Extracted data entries
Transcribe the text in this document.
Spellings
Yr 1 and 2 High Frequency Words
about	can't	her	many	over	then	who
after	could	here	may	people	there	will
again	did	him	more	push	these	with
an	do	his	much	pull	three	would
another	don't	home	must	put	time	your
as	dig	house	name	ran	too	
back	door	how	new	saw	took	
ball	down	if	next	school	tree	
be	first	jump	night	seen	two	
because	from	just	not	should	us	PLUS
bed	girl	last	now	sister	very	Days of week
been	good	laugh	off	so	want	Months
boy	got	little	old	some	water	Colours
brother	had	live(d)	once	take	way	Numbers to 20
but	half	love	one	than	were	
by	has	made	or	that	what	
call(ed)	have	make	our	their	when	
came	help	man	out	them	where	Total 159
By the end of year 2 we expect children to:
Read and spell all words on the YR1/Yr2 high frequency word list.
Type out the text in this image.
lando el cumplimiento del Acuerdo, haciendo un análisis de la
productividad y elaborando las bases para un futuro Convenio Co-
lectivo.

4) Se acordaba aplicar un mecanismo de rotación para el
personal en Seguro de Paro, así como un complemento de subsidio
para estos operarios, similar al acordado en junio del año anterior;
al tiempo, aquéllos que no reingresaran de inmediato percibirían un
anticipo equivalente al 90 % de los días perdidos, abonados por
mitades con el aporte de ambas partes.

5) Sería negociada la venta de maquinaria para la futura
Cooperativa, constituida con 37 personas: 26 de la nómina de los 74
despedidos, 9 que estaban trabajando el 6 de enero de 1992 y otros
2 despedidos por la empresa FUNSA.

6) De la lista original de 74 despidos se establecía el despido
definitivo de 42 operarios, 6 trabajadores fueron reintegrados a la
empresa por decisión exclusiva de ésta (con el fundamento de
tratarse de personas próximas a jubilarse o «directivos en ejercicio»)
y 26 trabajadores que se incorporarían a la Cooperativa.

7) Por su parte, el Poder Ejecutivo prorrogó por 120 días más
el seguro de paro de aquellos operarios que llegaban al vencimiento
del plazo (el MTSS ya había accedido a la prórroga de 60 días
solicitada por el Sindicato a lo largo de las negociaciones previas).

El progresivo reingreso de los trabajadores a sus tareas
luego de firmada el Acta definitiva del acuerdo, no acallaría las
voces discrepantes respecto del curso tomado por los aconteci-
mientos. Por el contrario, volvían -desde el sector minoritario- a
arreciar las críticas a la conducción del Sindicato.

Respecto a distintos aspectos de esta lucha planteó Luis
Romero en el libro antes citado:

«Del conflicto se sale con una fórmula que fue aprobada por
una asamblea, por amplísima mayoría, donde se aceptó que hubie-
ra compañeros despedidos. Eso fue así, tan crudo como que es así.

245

● **PROBLEM DESCRIPTION**
Track down all lines above with the string "text" and copy them.

● **FINAL ANSWER**
Transcribe the text in this document.
Type out the text in this image.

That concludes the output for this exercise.